Looks Like We Got Us A Convoy

Let those truckers roll:

President Joe Biden claimed on Wednesday that he once drove an 18-wheeler truck, but his remark—made during a visit to a Mack Truck factory in Lower Macungie Township, Pennsylvania—quickly garnered a skeptical reaction.

In audio recorded by local news channel WFMZ-TV, Biden can be heard off camera telling workers at Mack Truck Lehigh Valley Operations: “I used to drive an 18-wheeler, man […] I got to.”

This claim is, like many of the Leader of the Free World’s observations, unmoored from reality. Apparently back in 1973, Biden took a long ride with a truck driver, but there’s no evidence he ever drove the rig:

Zach Parkinson, director of RNC Research, also questioned the president’s claim, sharing a 1973 opinion piece written by Biden, who was then a first-term senator.

In that article, Biden talked about how he had ridden in a “47,000-pound cargo truck” on a 500-mile-plus trip from Delaware to Ohio.

“There is zero evidence that Biden ‘used to drive an 18 wheeler,'” Parkinson tweeted.

“The extent of Biden’s trucking experience is that he **rode in** a truck once, for one night in 1973 (he made sure to return home by plane though).”

Truck drivers and CB radios were a thing back in the 1970s and an advertising guy from Omaha named Bill Fries had a big hit single under the name C.W. McCall. The song “Convoy” made it to #1 on the country and the pop charts in the early part of 1976 and it led to a huge rise in sales for CB radios, which had been, up to that time, primarily a tool for truck drivers and other people in the transportation industry. The song was catchy and the trucker jargon lyrics were entertaining to hear coming through on the AM radio of your ’75 Cutlass:

Well, we rolled up Interstate 44
Like a rocket sled on rails
We tore up all of our swindle sheets
And left ’em settin’ on the scales

By the time we hit that Chi-town
Them bears was a-gettin’ smart
They’d brought up some reinforcements
From the Illinois National Guard

The amusing thing about Fries/ C.W. McCall is he was never a truck driver, either:

“I was never a truck driver, even though people think I must have been,” Fries says. “I wanted to sound authentic. I wanted to talk like people talk. If you want to talk to truckers, you have to sound like a trucker.”

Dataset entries
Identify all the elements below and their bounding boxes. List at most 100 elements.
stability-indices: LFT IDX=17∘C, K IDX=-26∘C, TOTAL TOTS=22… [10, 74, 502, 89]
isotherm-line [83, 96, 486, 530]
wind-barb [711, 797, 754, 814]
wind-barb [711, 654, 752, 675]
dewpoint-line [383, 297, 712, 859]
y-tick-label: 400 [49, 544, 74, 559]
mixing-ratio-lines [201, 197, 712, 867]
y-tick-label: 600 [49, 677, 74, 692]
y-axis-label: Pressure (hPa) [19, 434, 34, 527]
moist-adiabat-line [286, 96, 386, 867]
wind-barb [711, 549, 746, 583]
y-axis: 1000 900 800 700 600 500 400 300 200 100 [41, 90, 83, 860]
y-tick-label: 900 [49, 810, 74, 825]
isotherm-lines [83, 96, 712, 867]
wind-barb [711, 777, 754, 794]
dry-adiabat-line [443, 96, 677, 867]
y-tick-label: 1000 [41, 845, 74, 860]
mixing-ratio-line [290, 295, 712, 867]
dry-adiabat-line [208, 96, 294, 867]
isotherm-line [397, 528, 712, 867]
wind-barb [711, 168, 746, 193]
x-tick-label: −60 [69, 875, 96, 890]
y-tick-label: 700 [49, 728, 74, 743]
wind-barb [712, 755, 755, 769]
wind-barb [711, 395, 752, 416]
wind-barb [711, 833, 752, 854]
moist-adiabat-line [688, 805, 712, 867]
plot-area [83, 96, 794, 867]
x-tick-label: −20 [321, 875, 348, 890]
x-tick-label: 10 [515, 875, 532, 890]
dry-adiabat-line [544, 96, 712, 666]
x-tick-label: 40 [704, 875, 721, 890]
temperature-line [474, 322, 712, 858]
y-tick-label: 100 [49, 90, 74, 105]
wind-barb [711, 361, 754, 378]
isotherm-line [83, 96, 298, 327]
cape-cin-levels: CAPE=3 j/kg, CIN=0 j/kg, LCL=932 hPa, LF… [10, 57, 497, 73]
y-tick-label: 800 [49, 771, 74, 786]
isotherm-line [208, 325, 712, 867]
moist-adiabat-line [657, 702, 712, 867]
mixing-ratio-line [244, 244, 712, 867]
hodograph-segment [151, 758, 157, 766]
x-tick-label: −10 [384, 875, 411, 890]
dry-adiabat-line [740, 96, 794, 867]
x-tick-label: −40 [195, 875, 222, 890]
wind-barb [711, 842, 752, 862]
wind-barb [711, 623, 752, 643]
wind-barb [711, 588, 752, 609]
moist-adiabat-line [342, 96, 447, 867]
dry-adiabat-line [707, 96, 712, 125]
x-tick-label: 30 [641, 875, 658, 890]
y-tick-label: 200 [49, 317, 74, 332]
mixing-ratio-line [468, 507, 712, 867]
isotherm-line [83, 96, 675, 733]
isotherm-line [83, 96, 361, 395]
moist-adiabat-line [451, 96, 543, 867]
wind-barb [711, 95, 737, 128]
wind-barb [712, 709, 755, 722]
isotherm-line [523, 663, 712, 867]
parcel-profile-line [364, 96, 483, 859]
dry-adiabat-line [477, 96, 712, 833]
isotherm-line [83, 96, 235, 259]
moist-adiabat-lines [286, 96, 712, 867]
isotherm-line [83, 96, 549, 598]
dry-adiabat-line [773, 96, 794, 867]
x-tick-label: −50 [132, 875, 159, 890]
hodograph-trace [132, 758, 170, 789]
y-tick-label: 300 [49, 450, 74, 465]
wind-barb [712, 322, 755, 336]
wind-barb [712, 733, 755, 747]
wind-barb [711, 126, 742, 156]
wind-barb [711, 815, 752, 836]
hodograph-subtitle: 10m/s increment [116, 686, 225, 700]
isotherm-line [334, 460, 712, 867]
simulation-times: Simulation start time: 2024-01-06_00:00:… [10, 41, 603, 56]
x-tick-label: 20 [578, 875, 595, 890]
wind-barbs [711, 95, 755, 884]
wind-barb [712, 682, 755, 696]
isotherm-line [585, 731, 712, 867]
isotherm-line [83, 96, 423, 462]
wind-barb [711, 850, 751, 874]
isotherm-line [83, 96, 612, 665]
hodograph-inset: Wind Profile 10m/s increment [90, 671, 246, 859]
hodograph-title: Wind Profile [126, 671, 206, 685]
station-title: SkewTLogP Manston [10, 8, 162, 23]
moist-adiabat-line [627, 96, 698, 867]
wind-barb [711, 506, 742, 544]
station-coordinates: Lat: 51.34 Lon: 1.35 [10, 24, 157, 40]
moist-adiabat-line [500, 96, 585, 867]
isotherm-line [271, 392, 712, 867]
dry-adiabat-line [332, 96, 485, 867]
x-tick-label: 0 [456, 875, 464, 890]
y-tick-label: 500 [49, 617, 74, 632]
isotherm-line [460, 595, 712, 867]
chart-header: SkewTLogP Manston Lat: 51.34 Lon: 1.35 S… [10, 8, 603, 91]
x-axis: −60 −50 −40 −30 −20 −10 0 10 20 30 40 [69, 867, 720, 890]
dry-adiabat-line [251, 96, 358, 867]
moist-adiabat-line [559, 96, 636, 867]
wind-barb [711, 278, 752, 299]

Problems to work on>
1. Write out the passage from the post on Biden's trucking claim, starting with "Let those truckers" and going on through "a skeptical reaction.".
2. Extend the post on Biden's trucking claim from the point where it stops.

Answers to the tasks>
1.
Let those truckers roll:

President Joe Biden claimed on Wednesday that he once drove an 18-wheeler truck, but his remark—made during a visit to a Mack Truck factory in Lower Macungie Township, Pennsylvania—quickly garnered a skeptical reaction.

2.
Biden has been straining for authenticity for 50 years now. He’s truck driver, a tough guy from Scranton, friends with Corn Pop and God only knows what else. And he has access to the nuclear codes. 

Come on and join our convoy
Ain’t nothin’ gonna get in our way
We gonna roll this truckin’ convoy
‘Cross the USA

Sleep tight, everyone.

12 thoughts on “Looks Like We Got Us A Convoy

  1. I don’t know why Biden bothers except that he’s too old and senile to stop trying. The Democrats are no longer run by nor marketed to blue-collar workers. In point of fact, many of these workers have noticed that they are now considered to be the enemy.

  2. Interesting that Biden would try this, considering how he slandered Curtis Dunn posthumously for years.

  3. It also sounded good coming from the AM radio, with reverb, in a 1968 Mustang GT. Funny you mentioned a 75 Cutlass. Two days after I got out of the Air Force, circa May 1976, I drove my mom to McCarthy Olds to pick up hers. Believe it or not, that was only the second new car she ever owned. The first one was right after she married my dad. A 1954 Ford Customline, which they bought three weeks before I was born.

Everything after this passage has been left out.